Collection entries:
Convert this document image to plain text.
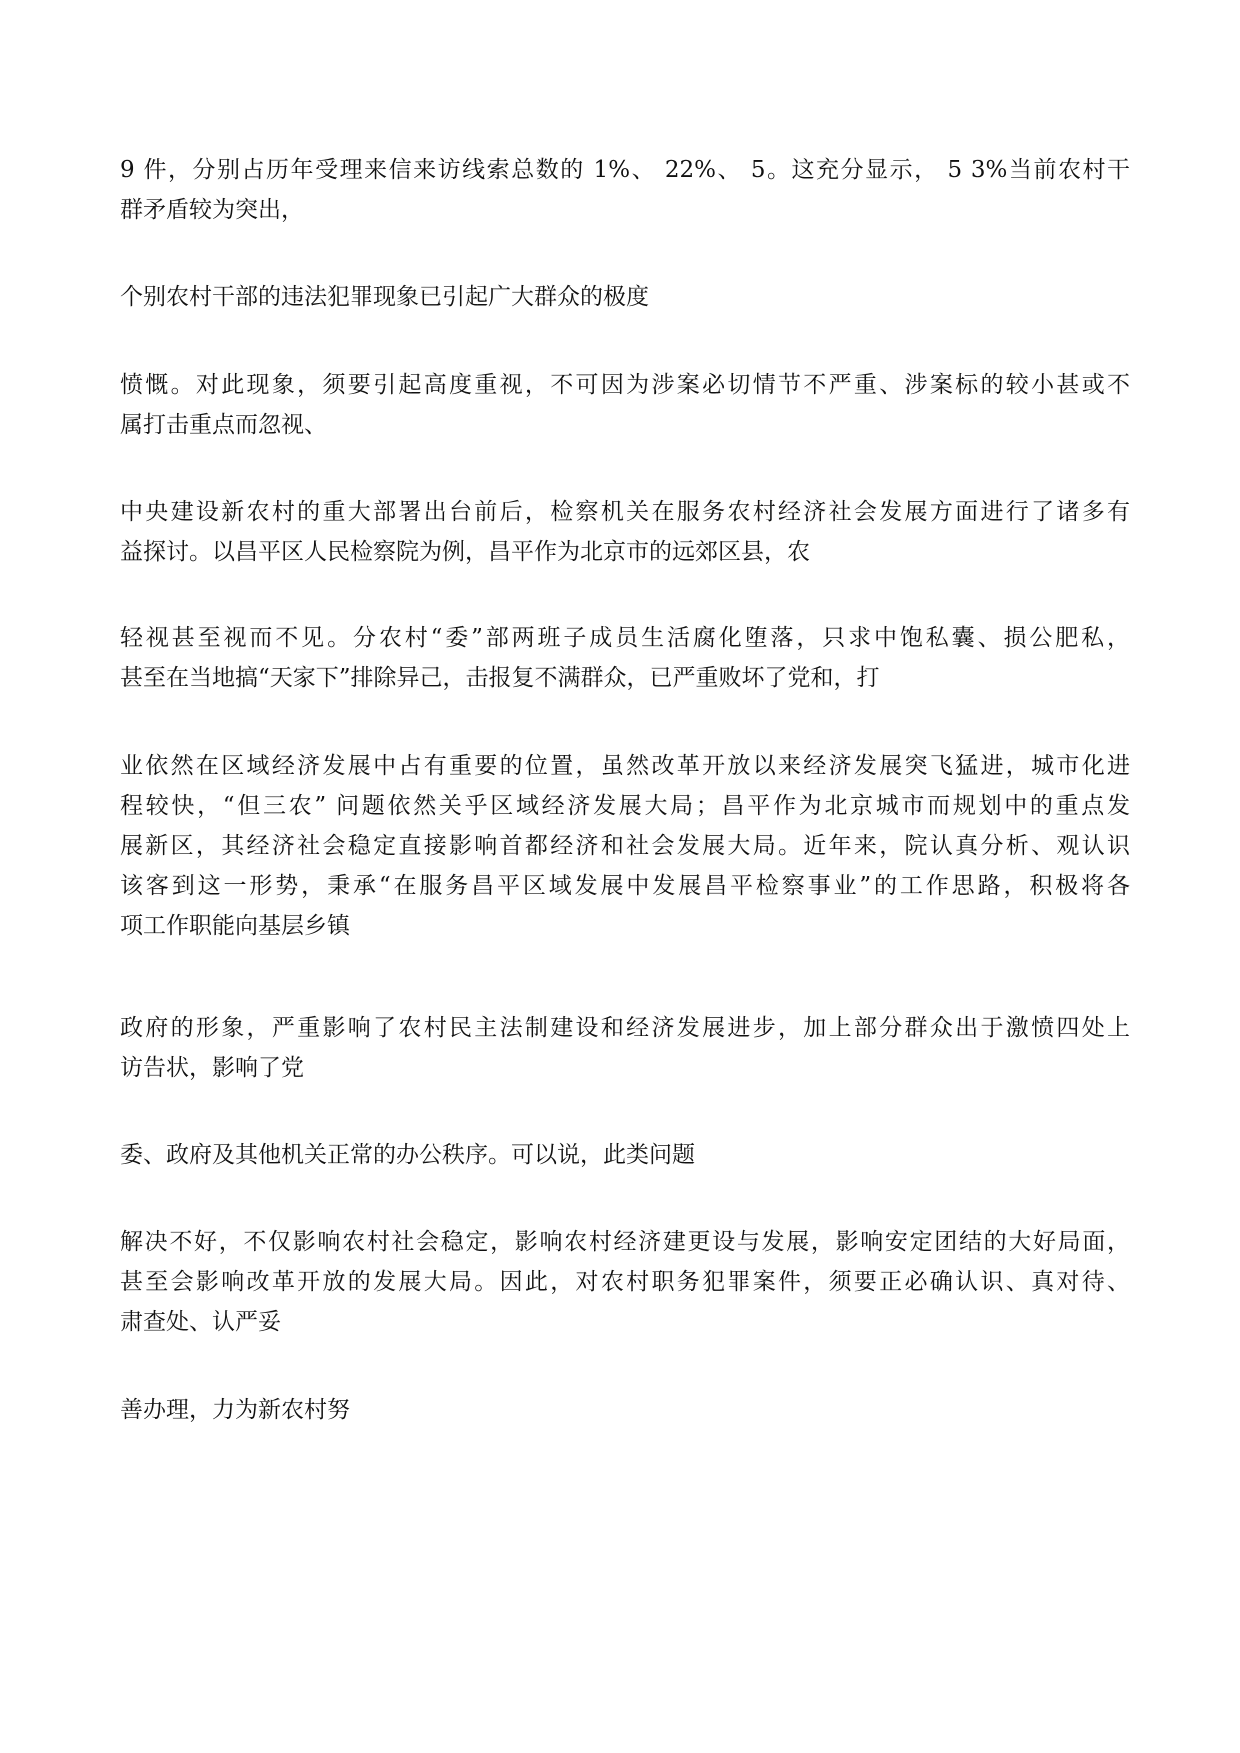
9 件，分别占历年受理来信来访线索总数的 1%、 22%、 5。这充分显示， 5 3%当前农村干
群矛盾较为突出，

个别农村干部的违法犯罪现象已引起广大群众的极度

愤慨。对此现象，须要引起高度重视，不可因为涉案必切情节不严重、涉案标的较小甚或不
属打击重点而忽视、

中央建设新农村的重大部署出台前后，检察机关在服务农村经济社会发展方面进行了诸多有
益探讨。以昌平区人民检察院为例，昌平作为北京市的远郊区县，农

轻视甚至视而不见。分农村“委”部两班子成员生活腐化堕落，只求中饱私囊、损公肥私，
甚至在当地搞“天家下”排除异己，击报复不满群众，已严重败坏了党和，打

业依然在区域经济发展中占有重要的位置，虽然改革开放以来经济发展突飞猛进，城市化进
程较快，“但三农” 问题依然关乎区域经济发展大局；昌平作为北京城市而规划中的重点发
展新区，其经济社会稳定直接影响首都经济和社会发展大局。近年来，院认真分析、观认识
该客到这一形势，秉承“在服务昌平区域发展中发展昌平检察事业”的工作思路，积极将各
项工作职能向基层乡镇

政府的形象，严重影响了农村民主法制建设和经济发展进步，加上部分群众出于激愤四处上
访告状，影响了党

委、政府及其他机关正常的办公秩序。可以说，此类问题

解决不好，不仅影响农村社会稳定，影响农村经济建更设与发展，影响安定团结的大好局面，
甚至会影响改革开放的发展大局。因此，对农村职务犯罪案件，须要正必确认识、真对待、
肃查处、认严妥

善办理，力为新农村努
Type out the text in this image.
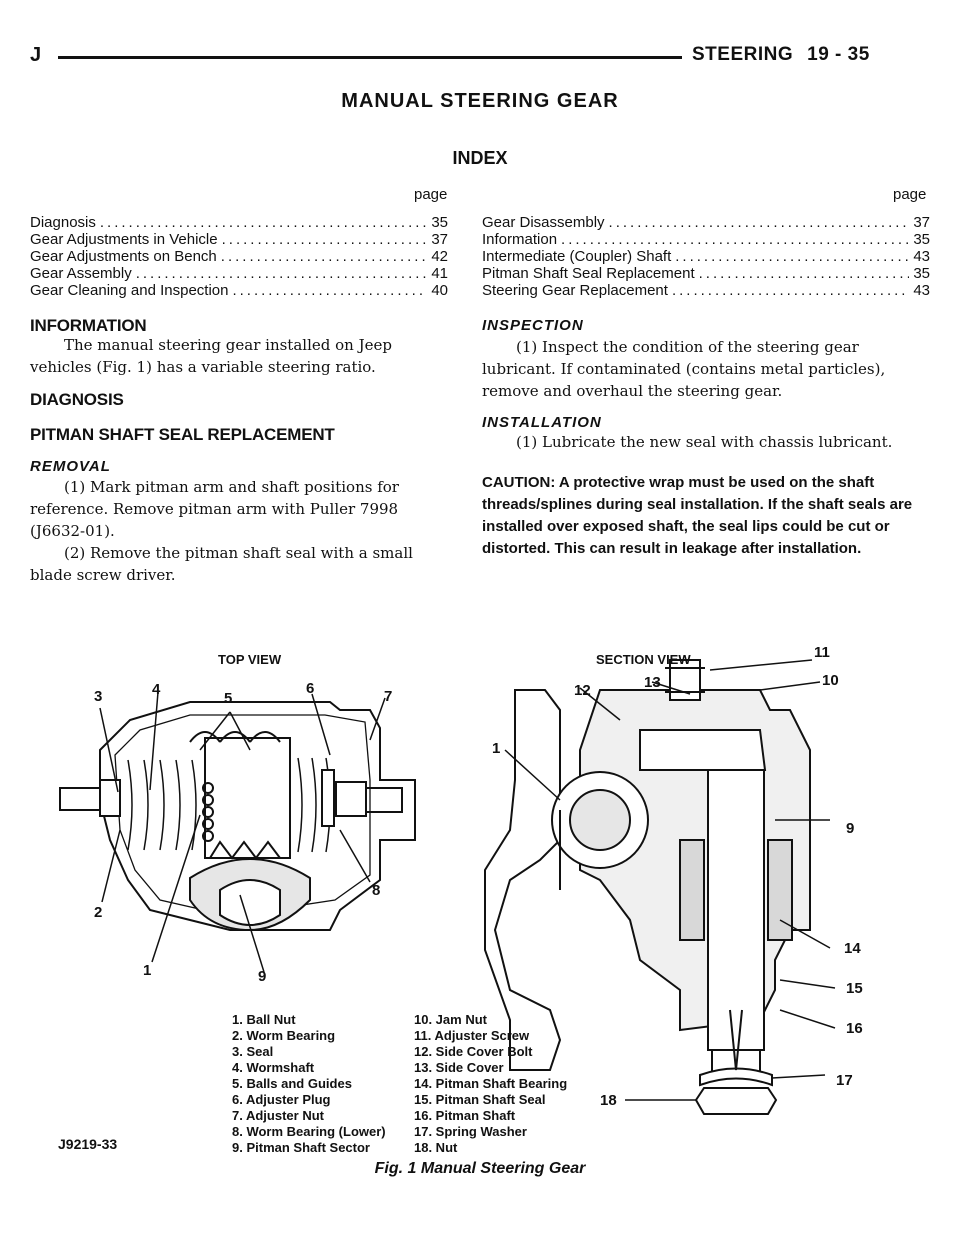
J	STEERING 19 - 35
MANUAL STEERING GEAR
INDEX
page	page
Diagnosis .....	35
Gear Adjustments in Vehicle .....	37
Gear Adjustments on Bench .....	42
Gear Assembly .....	41
Gear Cleaning and Inspection .....	40
Gear Disassembly .....	37
Information .....	35
Intermediate (Coupler) Shaft .....	43
Pitman Shaft Seal Replacement .....	35
Steering Gear Replacement .....	43
INFORMATION
The manual steering gear installed on Jeep vehicles (Fig. 1) has a variable steering ratio.
DIAGNOSIS
PITMAN SHAFT SEAL REPLACEMENT
REMOVAL
(1) Mark pitman arm and shaft positions for reference. Remove pitman arm with Puller 7998 (J6632-01).
(2) Remove the pitman shaft seal with a small blade screw driver.
INSPECTION
(1) Inspect the condition of the steering gear lubricant. If contaminated (contains metal particles), remove and overhaul the steering gear.
INSTALLATION
(1) Lubricate the new seal with chassis lubricant.
CAUTION: A protective wrap must be used on the shaft threads/splines during seal installation. If the shaft seals are installed over exposed shaft, the seal lips could be cut or distorted. This can result in leakage after installation.
TOP VIEW	SECTION VIEW
3	4
5
6	7
2
8
1	9
11
10
12	13
1
9
14
15
16
17
18
1. Ball Nut
2. Worm Bearing
3. Seal
4. Wormshaft
5. Balls and Guides
6. Adjuster Plug
7. Adjuster Nut
8. Worm Bearing (Lower)
9. Pitman Shaft Sector
10. Jam Nut
11. Adjuster Screw
12. Side Cover Bolt
13. Side Cover
14. Pitman Shaft Bearing
15. Pitman Shaft Seal
16. Pitman Shaft
17. Spring Washer
18. Nut
J9219-33
Fig. 1 Manual Steering Gear
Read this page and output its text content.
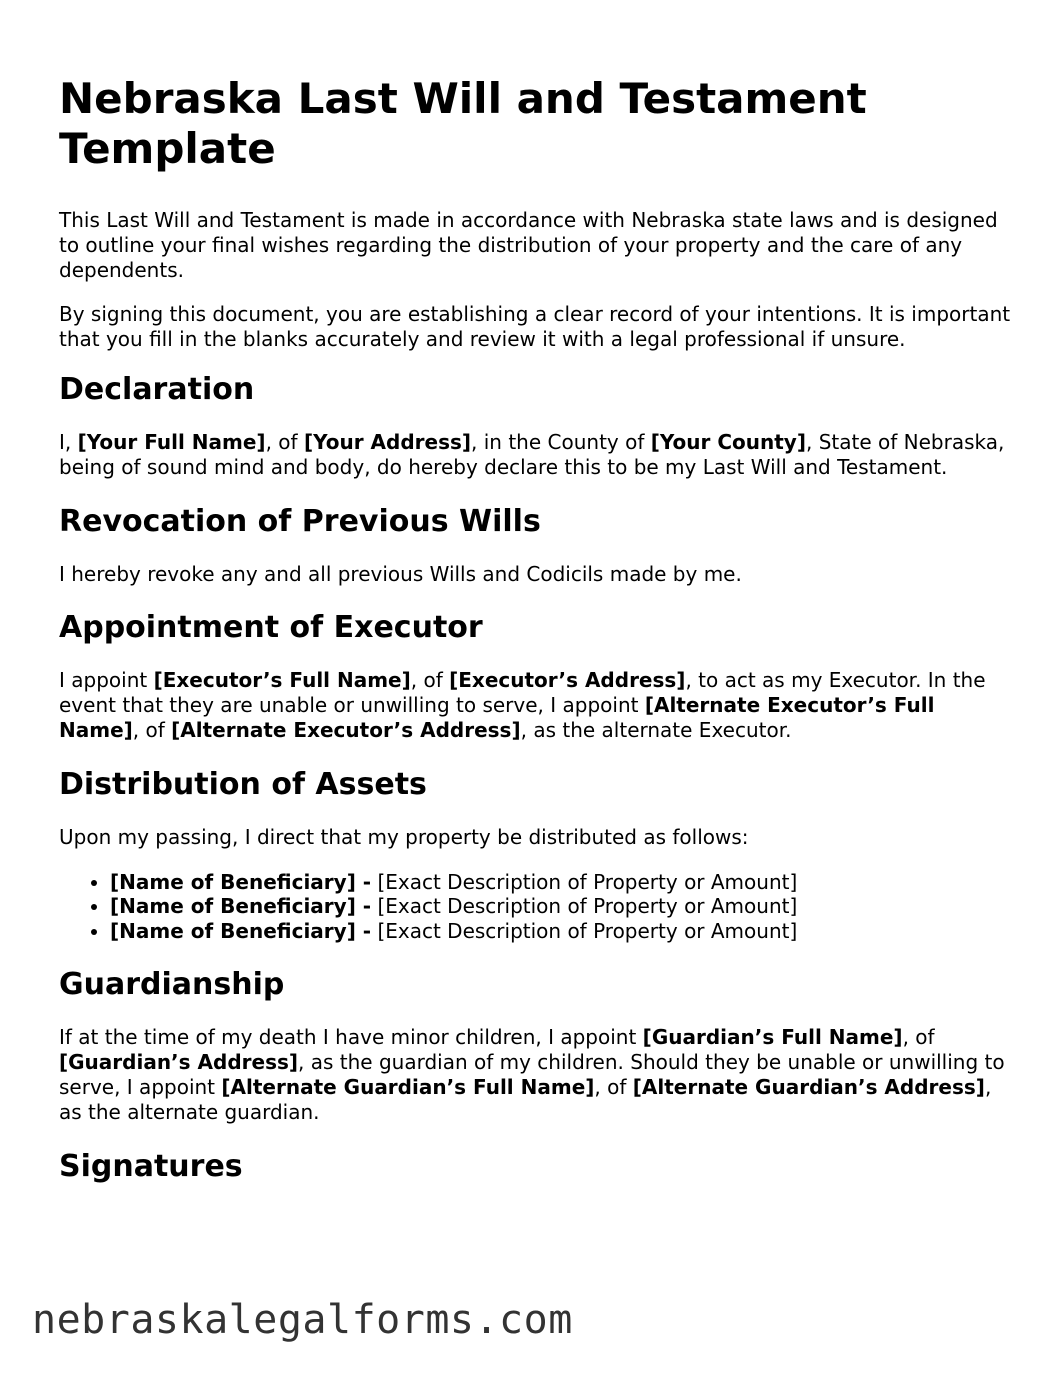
Nebraska Last Will and Testament Template

This Last Will and Testament is made in accordance with Nebraska state laws and is designed to outline your final wishes regarding the distribution of your property and the care of any dependents.

By signing this document, you are establishing a clear record of your intentions. It is important that you fill in the blanks accurately and review it with a legal professional if unsure.

Declaration

I, [Your Full Name], of [Your Address], in the County of [Your County], State of Nebraska, being of sound mind and body, do hereby declare this to be my Last Will and Testament.

Revocation of Previous Wills

I hereby revoke any and all previous Wills and Codicils made by me.

Appointment of Executor

I appoint [Executor’s Full Name], of [Executor’s Address], to act as my Executor. In the event that they are unable or unwilling to serve, I appoint [Alternate Executor’s Full Name], of [Alternate Executor’s Address], as the alternate Executor.

Distribution of Assets

Upon my passing, I direct that my property be distributed as follows:

• [Name of Beneficiary] - [Exact Description of Property or Amount]
• [Name of Beneficiary] - [Exact Description of Property or Amount]
• [Name of Beneficiary] - [Exact Description of Property or Amount]
Guardianship

If at the time of my death I have minor children, I appoint [Guardian’s Full Name], of [Guardian’s Address], as the guardian of my children. Should they be unable or unwilling to serve, I appoint [Alternate Guardian’s Full Name], of [Alternate Guardian’s Address], as the alternate guardian.

Signatures
nebraskalegalforms.com
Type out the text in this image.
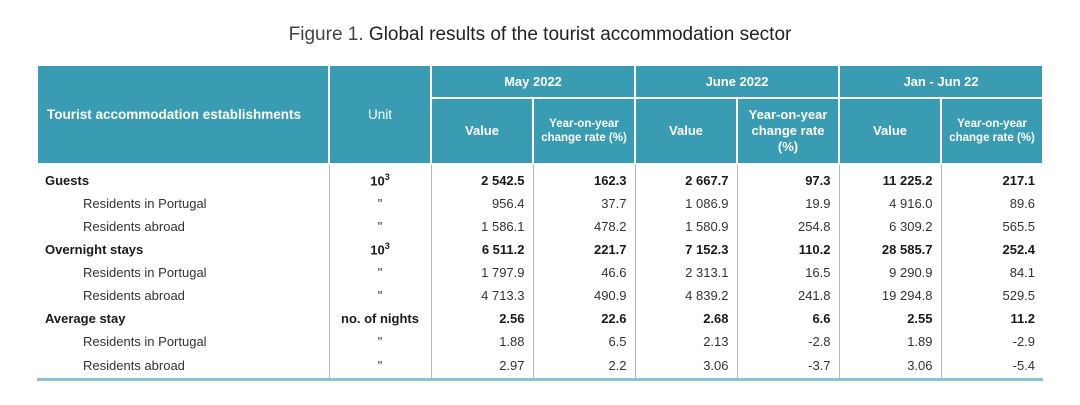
Figure 1. Global results of the tourist accommodation sector
Tourist accommodation establishments	Unit	May 2022		June 2022		Jan - Jun 22	
		Value	Year-on-year change rate (%)	Value	Year-on-year change rate (%)	Value	Year-on-year change rate (%)
Guests	$10^3$	2 542.5	162.3	2 667.7	97.3	11 225.2	217.1
Residents in Portugal	"	956.4	37.7	1 086.9	19.9	4 916.0	89.6
Residents abroad	"	1 586.1	478.2	1 580.9	254.8	6 309.2	565.5
Overnight stays	$10^3$	6 511.2	221.7	7 152.3	110.2	28 585.7	252.4
Residents in Portugal	"	1 797.9	46.6	2 313.1	16.5	9 290.9	84.1
Residents abroad	"	4 713.3	490.9	4 839.2	241.8	19 294.8	529.5
Average stay	no. of nights	2.56	22.6	2.68	6.6	2.55	11.2
Residents in Portugal	"	1.88	6.5	2.13	-2.8	1.89	-2.9
Residents abroad	"	2.97	2.2	3.06	-3.7	3.06	-5.4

WHAT IS ASKED
In the data above, count the lines where the word "alternate" appears; reply with the number only.

WORKED SOLUTION
2